» WORK TO BE COMPLETED
Look through the material below, count the lines containing the word "JSON", and state only the count.

» GIVEN DATA

--------------------------------

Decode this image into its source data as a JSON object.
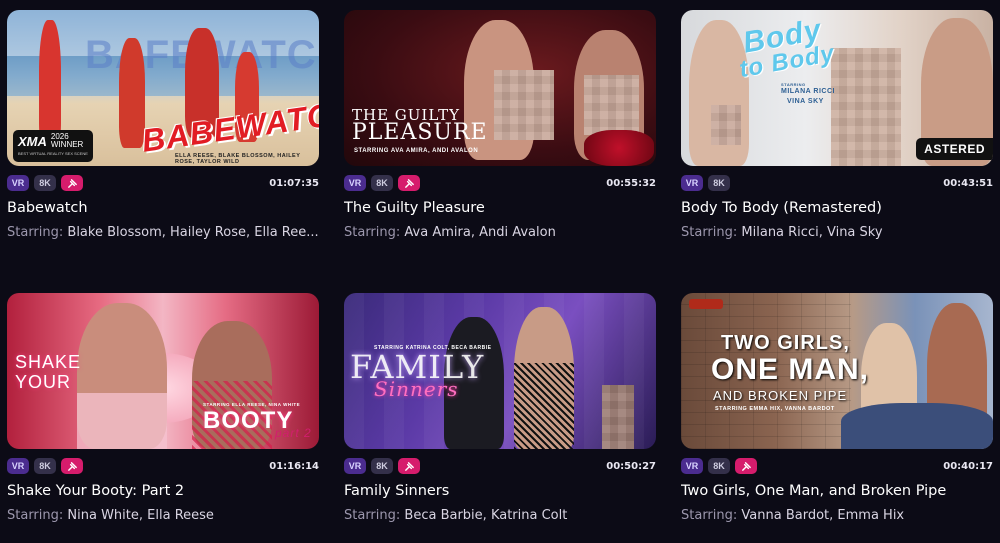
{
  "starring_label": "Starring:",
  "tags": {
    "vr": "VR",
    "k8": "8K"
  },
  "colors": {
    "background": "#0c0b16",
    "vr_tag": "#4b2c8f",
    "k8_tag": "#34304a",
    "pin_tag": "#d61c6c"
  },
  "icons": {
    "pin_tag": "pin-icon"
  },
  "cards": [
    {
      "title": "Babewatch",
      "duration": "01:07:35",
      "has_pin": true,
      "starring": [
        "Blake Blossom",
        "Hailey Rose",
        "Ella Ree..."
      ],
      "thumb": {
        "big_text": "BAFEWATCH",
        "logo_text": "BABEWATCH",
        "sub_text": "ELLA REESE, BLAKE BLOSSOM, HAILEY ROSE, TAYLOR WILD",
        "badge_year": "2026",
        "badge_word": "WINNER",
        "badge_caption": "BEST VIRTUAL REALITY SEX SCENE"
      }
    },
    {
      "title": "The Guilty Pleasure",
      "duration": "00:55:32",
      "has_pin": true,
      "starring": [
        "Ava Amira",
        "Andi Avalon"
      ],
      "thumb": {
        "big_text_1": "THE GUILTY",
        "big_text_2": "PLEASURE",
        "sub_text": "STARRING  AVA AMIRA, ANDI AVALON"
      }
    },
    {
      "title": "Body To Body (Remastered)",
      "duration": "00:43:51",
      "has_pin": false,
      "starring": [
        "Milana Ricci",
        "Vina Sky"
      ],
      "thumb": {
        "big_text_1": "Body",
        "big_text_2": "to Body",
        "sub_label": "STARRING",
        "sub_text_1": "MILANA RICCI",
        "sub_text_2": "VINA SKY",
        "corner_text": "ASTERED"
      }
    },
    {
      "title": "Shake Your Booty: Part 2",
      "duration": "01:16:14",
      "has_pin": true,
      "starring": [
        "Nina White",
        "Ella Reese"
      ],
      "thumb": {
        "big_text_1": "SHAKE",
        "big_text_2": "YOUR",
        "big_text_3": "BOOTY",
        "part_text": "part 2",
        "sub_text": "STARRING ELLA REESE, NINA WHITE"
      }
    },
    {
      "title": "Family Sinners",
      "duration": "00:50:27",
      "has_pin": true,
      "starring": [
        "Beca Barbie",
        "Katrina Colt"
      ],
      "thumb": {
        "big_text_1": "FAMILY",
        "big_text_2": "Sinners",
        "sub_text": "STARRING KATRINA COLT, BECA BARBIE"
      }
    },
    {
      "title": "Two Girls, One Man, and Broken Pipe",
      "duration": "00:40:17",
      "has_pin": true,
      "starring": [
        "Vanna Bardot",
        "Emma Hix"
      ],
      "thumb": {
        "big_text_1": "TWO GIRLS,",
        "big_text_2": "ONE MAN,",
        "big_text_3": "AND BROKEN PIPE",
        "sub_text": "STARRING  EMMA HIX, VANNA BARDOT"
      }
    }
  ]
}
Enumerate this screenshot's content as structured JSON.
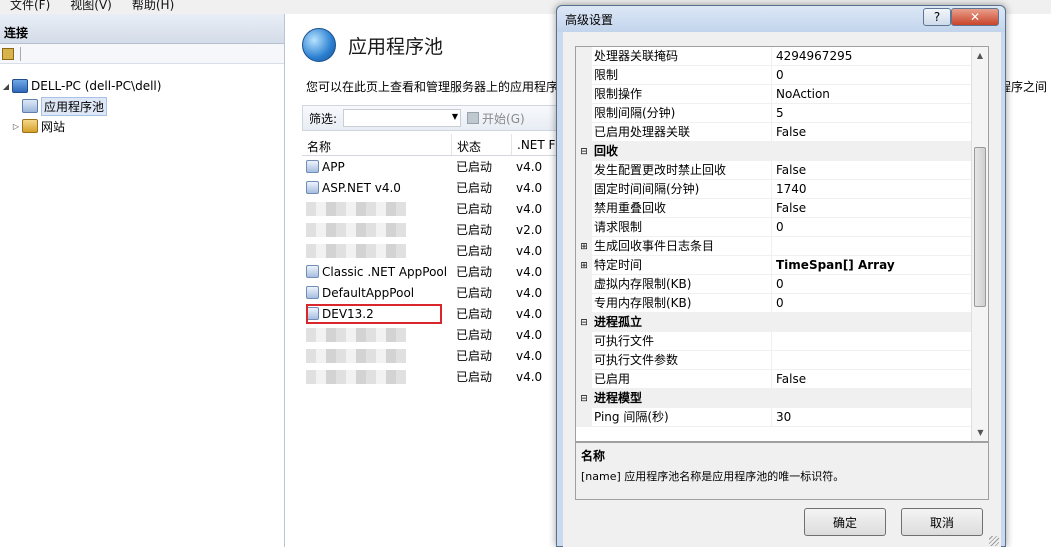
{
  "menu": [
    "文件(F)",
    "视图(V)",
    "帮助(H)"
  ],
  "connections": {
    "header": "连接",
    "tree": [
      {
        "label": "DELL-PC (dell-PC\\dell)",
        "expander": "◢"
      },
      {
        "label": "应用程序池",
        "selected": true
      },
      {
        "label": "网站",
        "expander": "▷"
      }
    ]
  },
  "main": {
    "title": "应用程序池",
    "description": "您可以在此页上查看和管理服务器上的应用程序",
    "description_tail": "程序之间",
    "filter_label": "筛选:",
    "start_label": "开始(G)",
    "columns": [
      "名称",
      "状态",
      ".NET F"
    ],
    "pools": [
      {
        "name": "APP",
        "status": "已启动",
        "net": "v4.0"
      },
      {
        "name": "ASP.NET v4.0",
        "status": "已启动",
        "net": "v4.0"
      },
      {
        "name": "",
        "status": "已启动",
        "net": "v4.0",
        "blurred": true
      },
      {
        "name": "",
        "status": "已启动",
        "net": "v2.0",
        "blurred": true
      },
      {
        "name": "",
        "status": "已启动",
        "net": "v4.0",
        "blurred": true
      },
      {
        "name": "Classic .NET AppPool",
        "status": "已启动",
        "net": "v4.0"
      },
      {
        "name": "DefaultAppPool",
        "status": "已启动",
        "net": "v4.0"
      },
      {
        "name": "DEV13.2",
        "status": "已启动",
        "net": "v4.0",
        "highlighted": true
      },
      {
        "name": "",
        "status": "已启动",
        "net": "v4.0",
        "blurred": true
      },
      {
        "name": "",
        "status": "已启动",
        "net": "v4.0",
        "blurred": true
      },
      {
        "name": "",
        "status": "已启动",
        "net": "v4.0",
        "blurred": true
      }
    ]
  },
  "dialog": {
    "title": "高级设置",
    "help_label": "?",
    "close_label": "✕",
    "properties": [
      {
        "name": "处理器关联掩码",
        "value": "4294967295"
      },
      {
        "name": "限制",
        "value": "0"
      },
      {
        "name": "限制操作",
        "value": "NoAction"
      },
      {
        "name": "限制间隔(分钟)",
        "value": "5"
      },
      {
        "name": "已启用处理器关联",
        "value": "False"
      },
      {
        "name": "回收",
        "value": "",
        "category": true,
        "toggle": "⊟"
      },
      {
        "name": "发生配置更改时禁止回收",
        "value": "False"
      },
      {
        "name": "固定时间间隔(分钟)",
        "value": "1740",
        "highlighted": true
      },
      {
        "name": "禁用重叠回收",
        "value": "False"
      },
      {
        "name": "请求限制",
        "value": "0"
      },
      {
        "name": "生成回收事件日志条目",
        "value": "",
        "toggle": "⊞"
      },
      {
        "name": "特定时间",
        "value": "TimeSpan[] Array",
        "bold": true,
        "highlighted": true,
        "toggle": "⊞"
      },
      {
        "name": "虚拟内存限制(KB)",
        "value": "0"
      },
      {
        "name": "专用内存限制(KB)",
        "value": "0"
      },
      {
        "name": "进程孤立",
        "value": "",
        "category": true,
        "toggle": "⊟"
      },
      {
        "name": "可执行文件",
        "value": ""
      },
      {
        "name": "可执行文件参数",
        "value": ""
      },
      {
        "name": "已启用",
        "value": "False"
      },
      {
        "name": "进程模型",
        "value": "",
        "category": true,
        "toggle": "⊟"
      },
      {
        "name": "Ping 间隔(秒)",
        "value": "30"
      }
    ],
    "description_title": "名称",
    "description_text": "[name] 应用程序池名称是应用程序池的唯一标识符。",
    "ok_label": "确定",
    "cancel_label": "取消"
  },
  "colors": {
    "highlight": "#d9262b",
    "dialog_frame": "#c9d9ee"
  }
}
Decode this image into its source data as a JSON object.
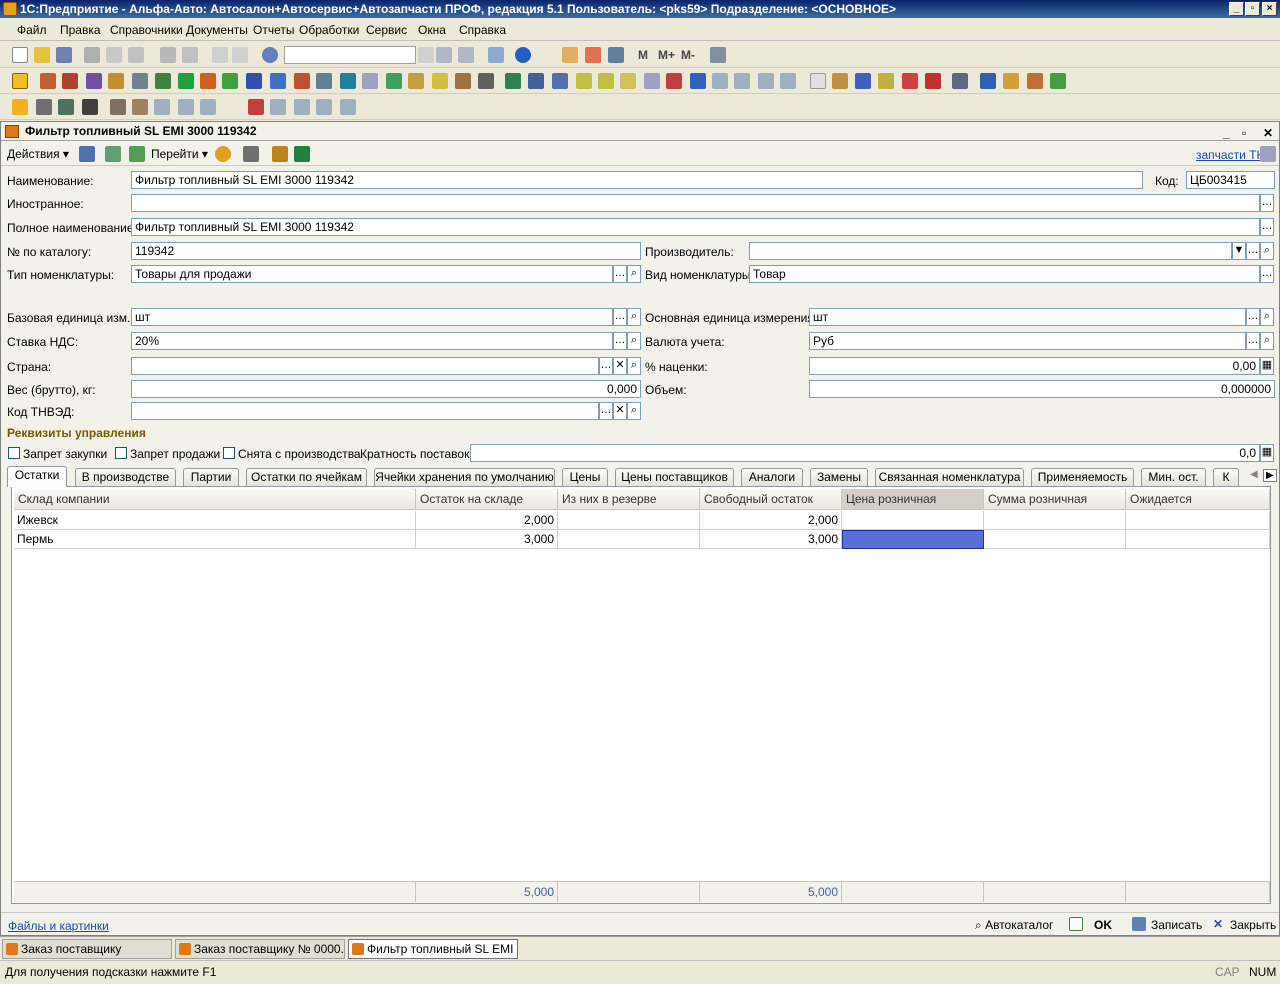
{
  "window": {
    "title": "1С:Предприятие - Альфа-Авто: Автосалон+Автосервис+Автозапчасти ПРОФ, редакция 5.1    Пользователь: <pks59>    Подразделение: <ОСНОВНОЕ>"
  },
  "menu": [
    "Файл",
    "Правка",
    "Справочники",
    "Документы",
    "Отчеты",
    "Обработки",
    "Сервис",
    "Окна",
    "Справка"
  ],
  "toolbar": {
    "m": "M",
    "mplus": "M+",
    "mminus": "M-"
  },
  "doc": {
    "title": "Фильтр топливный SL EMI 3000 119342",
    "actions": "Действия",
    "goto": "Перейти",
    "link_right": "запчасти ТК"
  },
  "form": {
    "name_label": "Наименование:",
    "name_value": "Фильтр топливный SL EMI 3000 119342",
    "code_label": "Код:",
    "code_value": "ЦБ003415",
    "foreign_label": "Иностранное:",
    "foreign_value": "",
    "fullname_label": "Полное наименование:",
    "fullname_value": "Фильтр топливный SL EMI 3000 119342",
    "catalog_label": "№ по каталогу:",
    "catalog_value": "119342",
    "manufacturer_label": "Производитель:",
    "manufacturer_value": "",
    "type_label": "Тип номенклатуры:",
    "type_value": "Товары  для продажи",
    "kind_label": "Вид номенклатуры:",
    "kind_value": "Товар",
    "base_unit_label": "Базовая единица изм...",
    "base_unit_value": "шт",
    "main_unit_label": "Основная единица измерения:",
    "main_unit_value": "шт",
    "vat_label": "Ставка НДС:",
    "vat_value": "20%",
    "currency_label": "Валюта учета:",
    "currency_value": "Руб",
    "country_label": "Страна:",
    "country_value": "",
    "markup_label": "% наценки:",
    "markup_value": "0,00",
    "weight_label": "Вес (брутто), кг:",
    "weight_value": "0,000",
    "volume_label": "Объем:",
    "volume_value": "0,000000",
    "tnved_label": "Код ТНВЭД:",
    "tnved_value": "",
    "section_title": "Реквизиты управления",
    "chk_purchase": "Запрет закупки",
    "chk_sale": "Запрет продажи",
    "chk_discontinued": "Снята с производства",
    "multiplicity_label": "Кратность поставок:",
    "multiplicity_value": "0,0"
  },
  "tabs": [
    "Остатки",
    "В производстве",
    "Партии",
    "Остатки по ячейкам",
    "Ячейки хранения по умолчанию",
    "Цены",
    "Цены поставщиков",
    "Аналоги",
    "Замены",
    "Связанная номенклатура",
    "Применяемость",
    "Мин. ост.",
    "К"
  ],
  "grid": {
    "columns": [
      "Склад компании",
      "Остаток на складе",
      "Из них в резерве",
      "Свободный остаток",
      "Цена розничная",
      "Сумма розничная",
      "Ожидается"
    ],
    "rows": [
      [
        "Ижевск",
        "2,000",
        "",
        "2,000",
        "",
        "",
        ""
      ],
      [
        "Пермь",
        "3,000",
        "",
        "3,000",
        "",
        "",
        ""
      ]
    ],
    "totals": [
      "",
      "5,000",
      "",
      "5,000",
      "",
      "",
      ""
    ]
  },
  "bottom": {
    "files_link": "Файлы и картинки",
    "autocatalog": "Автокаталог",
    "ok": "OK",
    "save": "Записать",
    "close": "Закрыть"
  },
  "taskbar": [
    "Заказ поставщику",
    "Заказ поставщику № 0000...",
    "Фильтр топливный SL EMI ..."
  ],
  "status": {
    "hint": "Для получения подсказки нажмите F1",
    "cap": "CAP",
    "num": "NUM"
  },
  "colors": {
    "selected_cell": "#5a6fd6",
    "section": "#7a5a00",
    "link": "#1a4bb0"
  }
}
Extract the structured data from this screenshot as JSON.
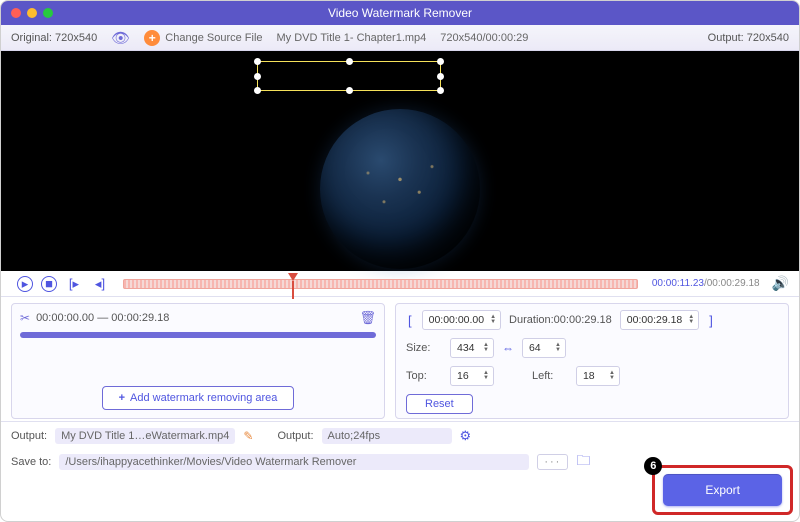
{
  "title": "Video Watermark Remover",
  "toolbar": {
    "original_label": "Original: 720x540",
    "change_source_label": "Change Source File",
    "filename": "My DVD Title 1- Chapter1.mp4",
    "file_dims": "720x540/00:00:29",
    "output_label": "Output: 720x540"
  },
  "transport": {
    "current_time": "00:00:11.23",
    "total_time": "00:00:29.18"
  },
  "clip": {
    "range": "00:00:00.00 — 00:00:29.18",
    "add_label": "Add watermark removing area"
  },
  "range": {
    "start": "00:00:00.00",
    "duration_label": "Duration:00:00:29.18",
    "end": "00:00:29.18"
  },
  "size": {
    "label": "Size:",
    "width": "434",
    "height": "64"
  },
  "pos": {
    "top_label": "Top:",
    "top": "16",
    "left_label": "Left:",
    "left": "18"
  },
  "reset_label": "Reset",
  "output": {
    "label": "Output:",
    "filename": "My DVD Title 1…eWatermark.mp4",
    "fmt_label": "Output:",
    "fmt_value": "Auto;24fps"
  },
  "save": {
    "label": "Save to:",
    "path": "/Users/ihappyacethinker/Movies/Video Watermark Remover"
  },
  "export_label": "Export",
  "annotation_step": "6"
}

--------------------------------

» THE SOLUTION
4